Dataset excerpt
┄┄┄┄┄┄

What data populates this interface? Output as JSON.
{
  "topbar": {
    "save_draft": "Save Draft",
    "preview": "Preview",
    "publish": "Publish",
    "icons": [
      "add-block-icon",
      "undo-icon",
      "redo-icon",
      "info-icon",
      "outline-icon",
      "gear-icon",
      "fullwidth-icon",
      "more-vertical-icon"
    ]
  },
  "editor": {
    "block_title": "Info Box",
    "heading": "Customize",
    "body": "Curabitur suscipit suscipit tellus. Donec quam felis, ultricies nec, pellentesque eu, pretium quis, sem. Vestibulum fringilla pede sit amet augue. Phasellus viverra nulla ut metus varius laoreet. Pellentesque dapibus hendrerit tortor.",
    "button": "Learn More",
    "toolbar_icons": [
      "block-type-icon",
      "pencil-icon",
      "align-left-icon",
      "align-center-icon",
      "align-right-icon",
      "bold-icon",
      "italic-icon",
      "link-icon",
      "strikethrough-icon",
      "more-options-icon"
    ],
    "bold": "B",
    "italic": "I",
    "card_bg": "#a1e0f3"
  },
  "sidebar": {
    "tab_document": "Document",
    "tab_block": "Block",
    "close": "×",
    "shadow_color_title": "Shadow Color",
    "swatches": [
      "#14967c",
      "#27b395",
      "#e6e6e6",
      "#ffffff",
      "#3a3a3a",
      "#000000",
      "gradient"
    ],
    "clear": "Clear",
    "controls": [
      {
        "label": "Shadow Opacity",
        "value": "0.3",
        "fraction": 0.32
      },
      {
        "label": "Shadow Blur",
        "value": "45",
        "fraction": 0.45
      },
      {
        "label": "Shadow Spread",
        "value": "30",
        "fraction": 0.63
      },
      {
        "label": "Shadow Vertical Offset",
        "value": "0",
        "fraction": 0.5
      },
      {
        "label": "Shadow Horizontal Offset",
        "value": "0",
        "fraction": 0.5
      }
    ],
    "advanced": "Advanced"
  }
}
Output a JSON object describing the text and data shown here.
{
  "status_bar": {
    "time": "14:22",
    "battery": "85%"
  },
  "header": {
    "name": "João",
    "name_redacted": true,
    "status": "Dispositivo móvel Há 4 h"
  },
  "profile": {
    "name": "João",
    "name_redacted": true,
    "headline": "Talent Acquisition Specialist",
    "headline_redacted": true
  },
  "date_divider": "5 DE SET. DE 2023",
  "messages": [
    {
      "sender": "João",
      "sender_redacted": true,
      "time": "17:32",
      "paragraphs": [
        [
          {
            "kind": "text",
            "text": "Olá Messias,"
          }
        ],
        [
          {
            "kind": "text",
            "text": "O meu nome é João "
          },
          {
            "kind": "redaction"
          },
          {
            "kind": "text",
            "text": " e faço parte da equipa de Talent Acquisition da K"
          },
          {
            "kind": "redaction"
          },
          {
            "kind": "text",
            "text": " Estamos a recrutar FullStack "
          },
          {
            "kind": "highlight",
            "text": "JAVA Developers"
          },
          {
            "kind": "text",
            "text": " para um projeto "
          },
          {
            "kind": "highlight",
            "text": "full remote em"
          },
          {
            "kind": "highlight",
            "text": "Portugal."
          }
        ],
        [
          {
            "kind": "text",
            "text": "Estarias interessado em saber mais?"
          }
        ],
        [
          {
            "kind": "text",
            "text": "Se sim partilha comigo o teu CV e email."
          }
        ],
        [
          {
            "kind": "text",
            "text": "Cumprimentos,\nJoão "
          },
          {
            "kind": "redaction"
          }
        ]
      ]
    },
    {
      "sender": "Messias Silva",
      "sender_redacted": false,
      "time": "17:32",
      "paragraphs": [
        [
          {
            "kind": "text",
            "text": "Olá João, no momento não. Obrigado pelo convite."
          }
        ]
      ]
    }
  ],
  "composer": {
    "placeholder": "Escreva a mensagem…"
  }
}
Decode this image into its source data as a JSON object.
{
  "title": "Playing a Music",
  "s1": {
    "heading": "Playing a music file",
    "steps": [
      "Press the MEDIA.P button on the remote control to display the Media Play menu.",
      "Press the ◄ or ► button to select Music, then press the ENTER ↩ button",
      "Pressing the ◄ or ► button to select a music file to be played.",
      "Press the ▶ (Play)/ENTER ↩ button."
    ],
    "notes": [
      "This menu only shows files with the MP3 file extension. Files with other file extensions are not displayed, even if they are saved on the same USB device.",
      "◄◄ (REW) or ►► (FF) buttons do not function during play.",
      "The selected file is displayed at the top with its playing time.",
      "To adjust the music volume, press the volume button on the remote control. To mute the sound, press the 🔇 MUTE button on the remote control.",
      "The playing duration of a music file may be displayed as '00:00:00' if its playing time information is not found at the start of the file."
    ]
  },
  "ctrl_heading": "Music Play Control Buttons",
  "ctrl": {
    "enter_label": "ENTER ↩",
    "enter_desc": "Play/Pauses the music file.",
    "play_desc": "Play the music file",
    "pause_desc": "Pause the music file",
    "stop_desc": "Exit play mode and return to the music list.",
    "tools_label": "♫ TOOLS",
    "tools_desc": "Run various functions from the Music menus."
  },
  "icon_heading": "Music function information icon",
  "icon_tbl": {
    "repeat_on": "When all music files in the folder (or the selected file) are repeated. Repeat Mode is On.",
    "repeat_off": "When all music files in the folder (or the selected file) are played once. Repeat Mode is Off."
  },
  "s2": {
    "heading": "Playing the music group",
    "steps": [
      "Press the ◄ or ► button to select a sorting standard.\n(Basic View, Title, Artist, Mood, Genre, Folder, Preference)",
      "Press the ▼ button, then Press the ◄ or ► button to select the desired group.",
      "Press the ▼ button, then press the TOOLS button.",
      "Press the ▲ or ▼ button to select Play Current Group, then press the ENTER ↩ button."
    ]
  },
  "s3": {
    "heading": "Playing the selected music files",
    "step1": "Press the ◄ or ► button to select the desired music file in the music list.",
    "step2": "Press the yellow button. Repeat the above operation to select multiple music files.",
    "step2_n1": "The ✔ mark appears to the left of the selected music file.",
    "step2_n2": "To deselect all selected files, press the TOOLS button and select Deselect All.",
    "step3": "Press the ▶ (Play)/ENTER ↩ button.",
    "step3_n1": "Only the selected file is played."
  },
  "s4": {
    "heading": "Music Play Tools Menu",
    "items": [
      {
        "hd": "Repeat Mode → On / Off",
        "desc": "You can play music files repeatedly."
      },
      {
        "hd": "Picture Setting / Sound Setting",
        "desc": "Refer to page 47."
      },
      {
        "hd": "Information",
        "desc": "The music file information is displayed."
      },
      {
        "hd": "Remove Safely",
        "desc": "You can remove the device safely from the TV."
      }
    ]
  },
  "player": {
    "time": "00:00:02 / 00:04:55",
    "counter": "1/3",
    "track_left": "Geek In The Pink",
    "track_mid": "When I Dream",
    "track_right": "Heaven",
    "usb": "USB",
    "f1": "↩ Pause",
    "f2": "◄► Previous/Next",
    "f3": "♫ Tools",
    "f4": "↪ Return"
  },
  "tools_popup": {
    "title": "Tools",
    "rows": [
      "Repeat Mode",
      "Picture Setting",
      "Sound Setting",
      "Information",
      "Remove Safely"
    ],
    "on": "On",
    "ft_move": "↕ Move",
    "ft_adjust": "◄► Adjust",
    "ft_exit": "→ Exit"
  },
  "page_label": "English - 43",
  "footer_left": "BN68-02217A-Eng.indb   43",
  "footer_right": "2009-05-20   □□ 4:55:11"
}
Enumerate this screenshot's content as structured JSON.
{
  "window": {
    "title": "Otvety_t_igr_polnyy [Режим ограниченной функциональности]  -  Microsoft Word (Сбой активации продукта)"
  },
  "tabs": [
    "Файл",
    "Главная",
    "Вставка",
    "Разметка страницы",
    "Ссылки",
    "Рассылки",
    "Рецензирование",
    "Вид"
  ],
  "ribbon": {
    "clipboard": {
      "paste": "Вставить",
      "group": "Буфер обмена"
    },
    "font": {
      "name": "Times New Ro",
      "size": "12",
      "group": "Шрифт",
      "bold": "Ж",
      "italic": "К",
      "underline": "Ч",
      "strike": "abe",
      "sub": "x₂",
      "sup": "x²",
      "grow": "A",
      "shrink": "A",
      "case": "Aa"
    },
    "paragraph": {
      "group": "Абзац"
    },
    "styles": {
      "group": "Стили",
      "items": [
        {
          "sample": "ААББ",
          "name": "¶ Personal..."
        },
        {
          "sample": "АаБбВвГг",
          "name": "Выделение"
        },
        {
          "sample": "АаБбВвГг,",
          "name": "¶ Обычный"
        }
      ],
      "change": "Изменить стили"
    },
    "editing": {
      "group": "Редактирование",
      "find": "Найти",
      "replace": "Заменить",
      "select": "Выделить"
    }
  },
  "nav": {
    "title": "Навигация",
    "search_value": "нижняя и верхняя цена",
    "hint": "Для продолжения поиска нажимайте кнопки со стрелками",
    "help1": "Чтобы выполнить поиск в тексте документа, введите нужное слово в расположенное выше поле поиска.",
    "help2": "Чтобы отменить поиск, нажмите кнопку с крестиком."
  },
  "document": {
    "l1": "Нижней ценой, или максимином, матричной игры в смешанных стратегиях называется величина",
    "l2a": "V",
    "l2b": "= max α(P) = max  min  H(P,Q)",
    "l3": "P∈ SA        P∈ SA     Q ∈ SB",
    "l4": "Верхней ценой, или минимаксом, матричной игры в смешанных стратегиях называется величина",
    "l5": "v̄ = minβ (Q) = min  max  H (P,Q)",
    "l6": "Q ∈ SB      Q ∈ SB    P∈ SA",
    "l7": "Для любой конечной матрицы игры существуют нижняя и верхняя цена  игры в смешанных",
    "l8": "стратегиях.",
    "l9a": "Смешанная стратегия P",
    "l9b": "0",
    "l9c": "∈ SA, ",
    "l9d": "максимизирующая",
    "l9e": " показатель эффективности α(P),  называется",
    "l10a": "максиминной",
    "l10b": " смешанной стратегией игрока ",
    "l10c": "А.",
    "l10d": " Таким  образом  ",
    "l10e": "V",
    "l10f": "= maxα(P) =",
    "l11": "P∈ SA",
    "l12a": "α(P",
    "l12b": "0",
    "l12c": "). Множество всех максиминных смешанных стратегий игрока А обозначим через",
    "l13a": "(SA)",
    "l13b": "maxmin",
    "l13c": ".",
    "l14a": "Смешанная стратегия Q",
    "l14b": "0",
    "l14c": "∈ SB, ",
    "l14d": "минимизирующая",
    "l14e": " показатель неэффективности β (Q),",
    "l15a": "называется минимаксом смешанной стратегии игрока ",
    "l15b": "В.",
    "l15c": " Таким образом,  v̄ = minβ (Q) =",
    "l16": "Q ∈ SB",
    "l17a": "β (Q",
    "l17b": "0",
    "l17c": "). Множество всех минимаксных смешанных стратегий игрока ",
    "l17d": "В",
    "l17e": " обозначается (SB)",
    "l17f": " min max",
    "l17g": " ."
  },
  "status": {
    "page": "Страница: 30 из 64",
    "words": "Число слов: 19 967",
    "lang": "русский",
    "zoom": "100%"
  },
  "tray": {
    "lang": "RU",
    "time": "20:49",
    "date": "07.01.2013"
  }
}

┄┄┄┄┄┄

Task requirements =>
Filter the listing above for the string "Output" and copy every matching line.

Answer for the task =>
What data populates this interface? Output as JSON.
Output a JSON object describing the text and data shown here.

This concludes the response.